§ Selection
□ □ □

RJOY has had programs at three school sites- West Oakland Middle School, Ralph Bunche Continuation School, and a three-year demonstration program at East Oakland’s Castlemont Community of Small Schools funded by a grant from The California Endowment’s Building Healthy Communities Initiative. Goals of the demonstration program were to reduce violence, arrests, and suspensions (particularly of youth of color) while decreasing associated costs and promoting parent and community engagement.

Having trained and made presentations to more than 1500 key justice, community, school, and philanthropic stakeholders as well as youth in the Oakland metropolitan area, and having significantly influenced policy changes in our schools and juvenile justice system, RJOY has already made headway toward its strategic goal of effectuating a fundamental shift from punitive, zero tolerance approaches to youthful wrongdoing that increase harm toward more restorative approaches that heal it.

□ □ □

§ Work to complete
1: Transcribe the passage about RJOY, everything from "RJOY has had" down to "and community engagement.".
2: Repeat word for word everything in the records from the very first line down to the line containing "The axis AX is at (427, 343).", including that line.
The text and the records have no connection to each other.

Raw records
□ □ □

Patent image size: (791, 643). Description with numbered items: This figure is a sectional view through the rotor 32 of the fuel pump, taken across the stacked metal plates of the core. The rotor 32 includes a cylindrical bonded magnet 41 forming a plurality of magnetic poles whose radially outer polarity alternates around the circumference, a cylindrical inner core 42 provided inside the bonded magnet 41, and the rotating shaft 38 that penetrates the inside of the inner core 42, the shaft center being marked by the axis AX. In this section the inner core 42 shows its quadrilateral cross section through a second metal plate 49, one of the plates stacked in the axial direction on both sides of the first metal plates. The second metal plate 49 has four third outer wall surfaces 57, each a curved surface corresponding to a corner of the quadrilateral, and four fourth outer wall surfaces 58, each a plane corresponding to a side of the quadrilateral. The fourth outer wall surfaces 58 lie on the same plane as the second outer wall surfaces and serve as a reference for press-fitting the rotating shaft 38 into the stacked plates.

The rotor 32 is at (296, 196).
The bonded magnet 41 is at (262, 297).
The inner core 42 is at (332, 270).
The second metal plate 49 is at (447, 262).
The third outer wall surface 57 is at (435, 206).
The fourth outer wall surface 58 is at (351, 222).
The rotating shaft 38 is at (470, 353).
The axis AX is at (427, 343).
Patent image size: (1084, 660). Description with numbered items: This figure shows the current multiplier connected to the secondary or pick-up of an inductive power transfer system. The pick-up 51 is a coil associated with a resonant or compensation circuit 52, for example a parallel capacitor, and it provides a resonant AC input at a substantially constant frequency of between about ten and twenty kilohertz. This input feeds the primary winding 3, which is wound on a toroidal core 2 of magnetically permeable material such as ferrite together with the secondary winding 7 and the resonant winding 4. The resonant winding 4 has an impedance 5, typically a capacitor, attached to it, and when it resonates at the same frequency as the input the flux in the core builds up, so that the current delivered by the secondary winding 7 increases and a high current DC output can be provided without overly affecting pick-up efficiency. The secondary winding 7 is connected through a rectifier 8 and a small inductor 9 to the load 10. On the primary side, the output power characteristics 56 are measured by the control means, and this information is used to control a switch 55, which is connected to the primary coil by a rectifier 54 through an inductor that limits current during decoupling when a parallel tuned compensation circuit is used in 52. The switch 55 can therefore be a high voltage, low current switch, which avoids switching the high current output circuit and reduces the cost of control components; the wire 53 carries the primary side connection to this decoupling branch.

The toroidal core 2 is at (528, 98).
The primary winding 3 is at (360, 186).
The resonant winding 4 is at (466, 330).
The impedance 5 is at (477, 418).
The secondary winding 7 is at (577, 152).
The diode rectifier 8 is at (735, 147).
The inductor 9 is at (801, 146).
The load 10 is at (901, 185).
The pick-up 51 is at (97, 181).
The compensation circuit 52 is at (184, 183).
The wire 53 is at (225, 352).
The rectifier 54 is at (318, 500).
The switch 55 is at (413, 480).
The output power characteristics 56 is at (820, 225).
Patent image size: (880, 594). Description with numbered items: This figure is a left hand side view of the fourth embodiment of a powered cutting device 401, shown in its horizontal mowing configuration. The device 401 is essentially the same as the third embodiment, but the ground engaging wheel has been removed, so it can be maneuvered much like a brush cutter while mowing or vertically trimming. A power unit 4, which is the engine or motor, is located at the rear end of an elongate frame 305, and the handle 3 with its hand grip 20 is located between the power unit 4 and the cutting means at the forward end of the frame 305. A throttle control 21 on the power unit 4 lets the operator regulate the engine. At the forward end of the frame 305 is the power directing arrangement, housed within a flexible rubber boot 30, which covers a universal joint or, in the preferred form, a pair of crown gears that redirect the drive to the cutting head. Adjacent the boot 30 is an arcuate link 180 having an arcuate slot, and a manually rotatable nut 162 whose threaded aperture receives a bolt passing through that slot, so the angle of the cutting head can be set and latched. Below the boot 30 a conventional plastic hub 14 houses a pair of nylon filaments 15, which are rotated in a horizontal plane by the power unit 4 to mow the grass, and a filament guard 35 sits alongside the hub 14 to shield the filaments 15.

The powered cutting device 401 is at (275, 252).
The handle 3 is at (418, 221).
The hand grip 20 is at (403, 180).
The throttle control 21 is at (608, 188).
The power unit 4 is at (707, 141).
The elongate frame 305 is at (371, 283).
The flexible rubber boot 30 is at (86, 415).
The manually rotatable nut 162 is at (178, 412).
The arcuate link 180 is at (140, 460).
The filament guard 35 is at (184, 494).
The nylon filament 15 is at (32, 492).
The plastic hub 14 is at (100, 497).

□ □ □

§ Solved problems
1:
RJOY has had programs at three school sites- West Oakland Middle School, Ralph Bunche Continuation School, and a three-year demonstration program at East Oakland’s Castlemont Community of Small Schools funded by a grant from The California Endowment’s Building Healthy Communities Initiative. Goals of the demonstration program were to reduce violence, arrests, and suspensions (particularly of youth of color) while decreasing associated costs and promoting parent and community engagement.

2:
Patent image size: (791, 643). Description with numbered items: This figure is a sectional view through the rotor 32 of the fuel pump, taken across the stacked metal plates of the core. The rotor 32 includes a cylindrical bonded magnet 41 forming a plurality of magnetic poles whose radially outer polarity alternates around the circumference, a cylindrical inner core 42 provided inside the bonded magnet 41, and the rotating shaft 38 that penetrates the inside of the inner core 42, the shaft center being marked by the axis AX. In this section the inner core 42 shows its quadrilateral cross section through a second metal plate 49, one of the plates stacked in the axial direction on both sides of the first metal plates. The second metal plate 49 has four third outer wall surfaces 57, each a curved surface corresponding to a corner of the quadrilateral, and four fourth outer wall surfaces 58, each a plane corresponding to a side of the quadrilateral. The fourth outer wall surfaces 58 lie on the same plane as the second outer wall surfaces and serve as a reference for press-fitting the rotating shaft 38 into the stacked plates.

The rotor 32 is at (296, 196).
The bonded magnet 41 is at (262, 297).
The inner core 42 is at (332, 270).
The second metal plate 49 is at (447, 262).
The third outer wall surface 57 is at (435, 206).
The fourth outer wall surface 58 is at (351, 222).
The rotating shaft 38 is at (470, 353).
The axis AX is at (427, 343).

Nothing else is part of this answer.